---------- Source

Downgrading and fictitious marking refer to dishonest behaviors of reducing the specifications of a product without customer’s knowledge and labeling the product parameters according to the agreed specifications, in order to make a profit from the price difference. This is a typical trap in the solar street light market.

The components of downgrading and fictitious marking are usually parts whose specific parameters are not easily recognizable by customers on site, such as solar panels and batteries, whose actual parameters need to be tested with instruments. Many customers have experienced that the same parameters quoted by different merchants can vary greatly in price. Generally speaking, for the same product, the raw material cost is almost the same, and even if there are some price differences between different regions, labor costs and process matching may vary, and a 0.5% difference is normal. However, if the price is much lower than the market price, then it is very likely that you will receive downgraded and fictitiously marked goods. For example, if you request a 100W solar panel, the merchant will only price it based on 80W, but actually provide you with a power of only 70W, so he can make a profit of 10W from the price difference. The battery unit price is higher, and the return on fictitious marking is higher, making it a key area of fictitious marking.

--------------------

> [Problem statement]
Copy out the stretch of the solar street light passage from "Downgrading and fictitious marking refer" through "street light market.", word for word.

---------- Information supplied

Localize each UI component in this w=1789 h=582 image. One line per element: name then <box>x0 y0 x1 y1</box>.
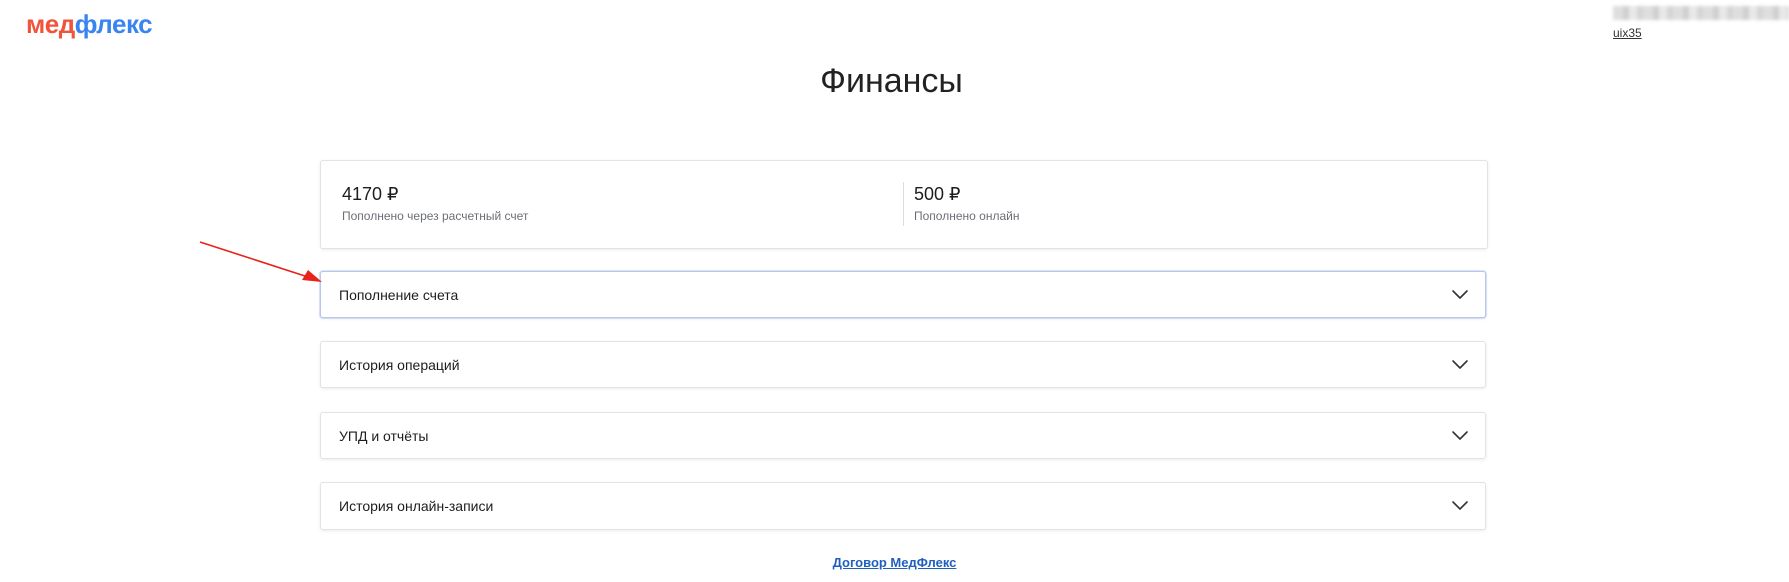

--------------------

> [Solution]
Downgrading and fictitious marking refer to dishonest behaviors of reducing the specifications of a product without customer’s knowledge and labeling the product parameters according to the agreed specifications, in order to make a profit from the price difference. This is a typical trap in the solar street light market.